>> begin Rows
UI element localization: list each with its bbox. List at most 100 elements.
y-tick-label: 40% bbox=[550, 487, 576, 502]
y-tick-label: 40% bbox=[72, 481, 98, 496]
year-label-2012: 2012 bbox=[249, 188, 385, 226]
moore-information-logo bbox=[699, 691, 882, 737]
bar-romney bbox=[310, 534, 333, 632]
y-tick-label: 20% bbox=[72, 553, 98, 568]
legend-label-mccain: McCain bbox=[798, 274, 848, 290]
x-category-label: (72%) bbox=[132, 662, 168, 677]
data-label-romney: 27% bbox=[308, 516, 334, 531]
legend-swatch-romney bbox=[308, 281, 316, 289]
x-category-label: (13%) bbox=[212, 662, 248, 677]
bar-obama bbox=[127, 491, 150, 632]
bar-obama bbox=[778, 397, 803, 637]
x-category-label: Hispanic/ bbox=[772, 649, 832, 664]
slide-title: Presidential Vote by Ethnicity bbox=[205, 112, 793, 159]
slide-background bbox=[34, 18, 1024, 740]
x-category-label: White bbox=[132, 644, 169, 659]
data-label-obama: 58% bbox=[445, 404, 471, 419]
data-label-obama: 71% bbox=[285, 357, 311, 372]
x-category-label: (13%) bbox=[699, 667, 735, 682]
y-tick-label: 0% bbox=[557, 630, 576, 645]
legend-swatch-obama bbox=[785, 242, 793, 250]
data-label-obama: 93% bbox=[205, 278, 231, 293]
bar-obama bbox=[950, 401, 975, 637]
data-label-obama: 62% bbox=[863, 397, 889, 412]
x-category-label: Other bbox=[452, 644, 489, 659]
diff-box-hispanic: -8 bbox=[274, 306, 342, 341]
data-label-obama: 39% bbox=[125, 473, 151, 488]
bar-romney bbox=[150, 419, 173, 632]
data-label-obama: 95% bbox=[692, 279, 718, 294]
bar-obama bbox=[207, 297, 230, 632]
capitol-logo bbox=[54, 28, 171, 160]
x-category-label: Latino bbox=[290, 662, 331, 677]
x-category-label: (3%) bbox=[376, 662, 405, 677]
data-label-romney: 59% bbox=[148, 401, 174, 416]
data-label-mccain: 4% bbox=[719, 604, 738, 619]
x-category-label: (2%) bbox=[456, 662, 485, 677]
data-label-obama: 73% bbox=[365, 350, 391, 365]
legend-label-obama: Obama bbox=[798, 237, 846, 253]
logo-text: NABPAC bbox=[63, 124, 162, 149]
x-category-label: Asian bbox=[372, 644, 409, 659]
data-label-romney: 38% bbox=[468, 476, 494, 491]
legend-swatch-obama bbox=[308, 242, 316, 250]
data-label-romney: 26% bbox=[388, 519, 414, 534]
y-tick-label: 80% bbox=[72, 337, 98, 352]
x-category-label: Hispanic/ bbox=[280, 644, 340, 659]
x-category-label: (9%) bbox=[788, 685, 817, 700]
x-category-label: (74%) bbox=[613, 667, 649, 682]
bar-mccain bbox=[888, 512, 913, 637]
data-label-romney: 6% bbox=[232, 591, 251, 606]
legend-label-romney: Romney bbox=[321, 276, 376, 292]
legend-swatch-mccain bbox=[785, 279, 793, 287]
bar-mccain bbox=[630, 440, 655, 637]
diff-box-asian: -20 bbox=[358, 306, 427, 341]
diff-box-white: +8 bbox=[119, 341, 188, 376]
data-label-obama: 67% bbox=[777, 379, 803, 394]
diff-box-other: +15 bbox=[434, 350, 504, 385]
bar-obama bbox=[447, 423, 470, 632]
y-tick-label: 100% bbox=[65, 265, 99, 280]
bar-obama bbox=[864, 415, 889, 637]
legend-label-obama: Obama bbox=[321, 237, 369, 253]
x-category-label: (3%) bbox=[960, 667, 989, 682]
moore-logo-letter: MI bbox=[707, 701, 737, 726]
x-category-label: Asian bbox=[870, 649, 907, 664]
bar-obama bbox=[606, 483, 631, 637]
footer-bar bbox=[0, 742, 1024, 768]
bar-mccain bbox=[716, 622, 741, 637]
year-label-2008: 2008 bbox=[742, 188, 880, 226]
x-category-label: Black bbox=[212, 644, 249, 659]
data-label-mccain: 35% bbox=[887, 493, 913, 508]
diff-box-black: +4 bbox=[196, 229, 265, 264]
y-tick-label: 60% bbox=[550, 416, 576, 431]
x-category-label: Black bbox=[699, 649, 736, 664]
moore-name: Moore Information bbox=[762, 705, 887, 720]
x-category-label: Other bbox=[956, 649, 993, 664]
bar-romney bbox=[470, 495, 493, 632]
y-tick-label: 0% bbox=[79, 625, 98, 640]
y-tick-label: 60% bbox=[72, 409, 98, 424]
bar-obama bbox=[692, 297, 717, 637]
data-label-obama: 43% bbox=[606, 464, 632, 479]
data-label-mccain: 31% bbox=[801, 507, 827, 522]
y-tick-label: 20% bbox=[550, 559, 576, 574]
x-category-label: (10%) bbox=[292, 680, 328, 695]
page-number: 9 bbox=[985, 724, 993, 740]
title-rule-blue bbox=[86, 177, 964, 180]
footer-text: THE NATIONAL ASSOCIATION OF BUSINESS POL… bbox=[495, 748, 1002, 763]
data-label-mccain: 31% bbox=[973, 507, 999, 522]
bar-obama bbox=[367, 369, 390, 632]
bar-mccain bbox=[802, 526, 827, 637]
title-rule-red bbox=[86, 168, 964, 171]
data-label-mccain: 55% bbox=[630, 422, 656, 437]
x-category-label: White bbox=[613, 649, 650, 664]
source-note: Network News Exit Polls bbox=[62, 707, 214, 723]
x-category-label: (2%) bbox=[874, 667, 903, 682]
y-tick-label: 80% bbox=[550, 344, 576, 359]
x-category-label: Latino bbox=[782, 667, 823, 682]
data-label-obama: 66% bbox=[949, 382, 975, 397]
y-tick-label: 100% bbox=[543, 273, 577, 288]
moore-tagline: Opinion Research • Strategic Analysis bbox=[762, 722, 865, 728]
>> end Rows
→ Prompt:
Copy every line of the collection entries above word for word, changing nothing.

→ The answer:
UI element localization: list each with its bbox. List at most 100 elements.
y-tick-label: 40% bbox=[550, 487, 576, 502]
y-tick-label: 40% bbox=[72, 481, 98, 496]
year-label-2012: 2012 bbox=[249, 188, 385, 226]
moore-information-logo bbox=[699, 691, 882, 737]
bar-romney bbox=[310, 534, 333, 632]
y-tick-label: 20% bbox=[72, 553, 98, 568]
legend-label-mccain: McCain bbox=[798, 274, 848, 290]
x-category-label: (72%) bbox=[132, 662, 168, 677]
data-label-romney: 27% bbox=[308, 516, 334, 531]
legend-swatch-romney bbox=[308, 281, 316, 289]
x-category-label: (13%) bbox=[212, 662, 248, 677]
bar-obama bbox=[127, 491, 150, 632]
bar-obama bbox=[778, 397, 803, 637]
x-category-label: Hispanic/ bbox=[772, 649, 832, 664]
slide-title: Presidential Vote by Ethnicity bbox=[205, 112, 793, 159]
slide-background bbox=[34, 18, 1024, 740]
x-category-label: White bbox=[132, 644, 169, 659]
data-label-obama: 58% bbox=[445, 404, 471, 419]
data-label-obama: 71% bbox=[285, 357, 311, 372]
x-category-label: (13%) bbox=[699, 667, 735, 682]
y-tick-label: 0% bbox=[557, 630, 576, 645]
legend-swatch-obama bbox=[785, 242, 793, 250]
data-label-obama: 93% bbox=[205, 278, 231, 293]
bar-obama bbox=[950, 401, 975, 637]
data-label-obama: 62% bbox=[863, 397, 889, 412]
x-category-label: Other bbox=[452, 644, 489, 659]
diff-box-hispanic: -8 bbox=[274, 306, 342, 341]
data-label-obama: 39% bbox=[125, 473, 151, 488]
bar-romney bbox=[150, 419, 173, 632]
data-label-obama: 95% bbox=[692, 279, 718, 294]
bar-obama bbox=[207, 297, 230, 632]
capitol-logo bbox=[54, 28, 171, 160]
x-category-label: Latino bbox=[290, 662, 331, 677]
x-category-label: (3%) bbox=[376, 662, 405, 677]
data-label-romney: 59% bbox=[148, 401, 174, 416]
data-label-mccain: 4% bbox=[719, 604, 738, 619]
x-category-label: (2%) bbox=[456, 662, 485, 677]
data-label-obama: 73% bbox=[365, 350, 391, 365]
legend-label-obama: Obama bbox=[798, 237, 846, 253]
logo-text: NABPAC bbox=[63, 124, 162, 149]
x-category-label: Asian bbox=[372, 644, 409, 659]
data-label-romney: 38% bbox=[468, 476, 494, 491]
legend-swatch-obama bbox=[308, 242, 316, 250]
data-label-romney: 26% bbox=[388, 519, 414, 534]
y-tick-label: 80% bbox=[72, 337, 98, 352]
x-category-label: Hispanic/ bbox=[280, 644, 340, 659]
x-category-label: (9%) bbox=[788, 685, 817, 700]
x-category-label: (74%) bbox=[613, 667, 649, 682]
bar-mccain bbox=[888, 512, 913, 637]
data-label-romney: 6% bbox=[232, 591, 251, 606]
legend-label-romney: Romney bbox=[321, 276, 376, 292]
legend-swatch-mccain bbox=[785, 279, 793, 287]
bar-mccain bbox=[630, 440, 655, 637]
diff-box-asian: -20 bbox=[358, 306, 427, 341]
diff-box-white: +8 bbox=[119, 341, 188, 376]
data-label-obama: 67% bbox=[777, 379, 803, 394]
diff-box-other: +15 bbox=[434, 350, 504, 385]
bar-obama bbox=[447, 423, 470, 632]
y-tick-label: 100% bbox=[65, 265, 99, 280]
bar-obama bbox=[864, 415, 889, 637]
legend-label-obama: Obama bbox=[321, 237, 369, 253]
x-category-label: (3%) bbox=[960, 667, 989, 682]
moore-logo-letter: MI bbox=[707, 701, 737, 726]
x-category-label: Asian bbox=[870, 649, 907, 664]
bar-obama bbox=[606, 483, 631, 637]
footer-bar bbox=[0, 742, 1024, 768]
bar-mccain bbox=[716, 622, 741, 637]
year-label-2008: 2008 bbox=[742, 188, 880, 226]
x-category-label: Black bbox=[212, 644, 249, 659]
data-label-mccain: 35% bbox=[887, 493, 913, 508]
diff-box-black: +4 bbox=[196, 229, 265, 264]
y-tick-label: 60% bbox=[550, 416, 576, 431]
x-category-label: Black bbox=[699, 649, 736, 664]
moore-name: Moore Information bbox=[762, 705, 887, 720]
x-category-label: Other bbox=[956, 649, 993, 664]
bar-romney bbox=[470, 495, 493, 632]
y-tick-label: 0% bbox=[79, 625, 98, 640]
y-tick-label: 60% bbox=[72, 409, 98, 424]
bar-obama bbox=[692, 297, 717, 637]
data-label-obama: 43% bbox=[606, 464, 632, 479]
data-label-mccain: 31% bbox=[801, 507, 827, 522]
y-tick-label: 20% bbox=[550, 559, 576, 574]
x-category-label: (10%) bbox=[292, 680, 328, 695]
page-number: 9 bbox=[985, 724, 993, 740]
title-rule-blue bbox=[86, 177, 964, 180]
footer-text: THE NATIONAL ASSOCIATION OF BUSINESS POL… bbox=[495, 748, 1002, 763]
data-label-mccain: 31% bbox=[973, 507, 999, 522]
bar-obama bbox=[367, 369, 390, 632]
bar-mccain bbox=[802, 526, 827, 637]
title-rule-red bbox=[86, 168, 964, 171]
data-label-mccain: 55% bbox=[630, 422, 656, 437]
x-category-label: White bbox=[613, 649, 650, 664]
source-note: Network News Exit Polls bbox=[62, 707, 214, 723]
x-category-label: (2%) bbox=[874, 667, 903, 682]
y-tick-label: 80% bbox=[550, 344, 576, 359]
x-category-label: Latino bbox=[782, 667, 823, 682]
data-label-obama: 66% bbox=[949, 382, 975, 397]
y-tick-label: 100% bbox=[543, 273, 577, 288]
moore-tagline: Opinion Research • Strategic Analysis bbox=[762, 722, 865, 728]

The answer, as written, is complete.